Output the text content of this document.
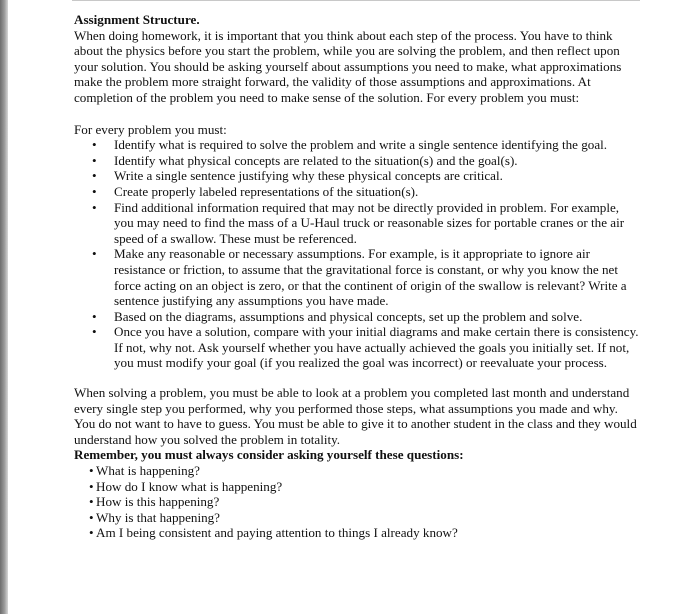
Assignment Structure.

When doing homework, it is important that you think about each step of the process. You have to think about the physics before you start the problem, while you are solving the problem, and then reflect upon your solution. You should be asking yourself about assumptions you need to make, what approximations make the problem more straight forward, the validity of those assumptions and approximations. At completion of the problem you need to make sense of the solution. For every problem you must:

For every problem you must:

•	Identify what is required to solve the problem and write a single sentence identifying the goal.
•	Identify what physical concepts are related to the situation(s) and the goal(s).
•	Write a single sentence justifying why these physical concepts are critical.
•	Create properly labeled representations of the situation(s).
•	Find additional information required that may not be directly provided in problem. For example, you may need to find the mass of a U-Haul truck or reasonable sizes for portable cranes or the air speed of a swallow. These must be referenced.
•	Make any reasonable or necessary assumptions. For example, is it appropriate to ignore air resistance or friction, to assume that the gravitational force is constant, or why you know the net force acting on an object is zero, or that the continent of origin of the swallow is relevant? Write a sentence justifying any assumptions you have made.
•	Based on the diagrams, assumptions and physical concepts, set up the problem and solve.
•	Once you have a solution, compare with your initial diagrams and make certain there is consistency. If not, why not. Ask yourself whether you have actually achieved the goals you initially set. If not, you must modify your goal (if you realized the goal was incorrect) or reevaluate your process.

When solving a problem, you must be able to look at a problem you completed last month and understand every single step you performed, why you performed those steps, what assumptions you made and why. You do not want to have to guess. You must be able to give it to another student in the class and they would understand how you solved the problem in totality.

Remember, you must always consider asking yourself these questions:

• What is happening?
• How do I know what is happening?
• How is this happening?
• Why is that happening?
• Am I being consistent and paying attention to things I already know?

What to do: Find every line above that contains the word "physical", and return each one.

Solution to this exercise:
•	Identify what physical concepts are related to the situation(s) and the goal(s).
•	Write a single sentence justifying why these physical concepts are critical.
•	Based on the diagrams, assumptions and physical concepts, set up the problem and solve.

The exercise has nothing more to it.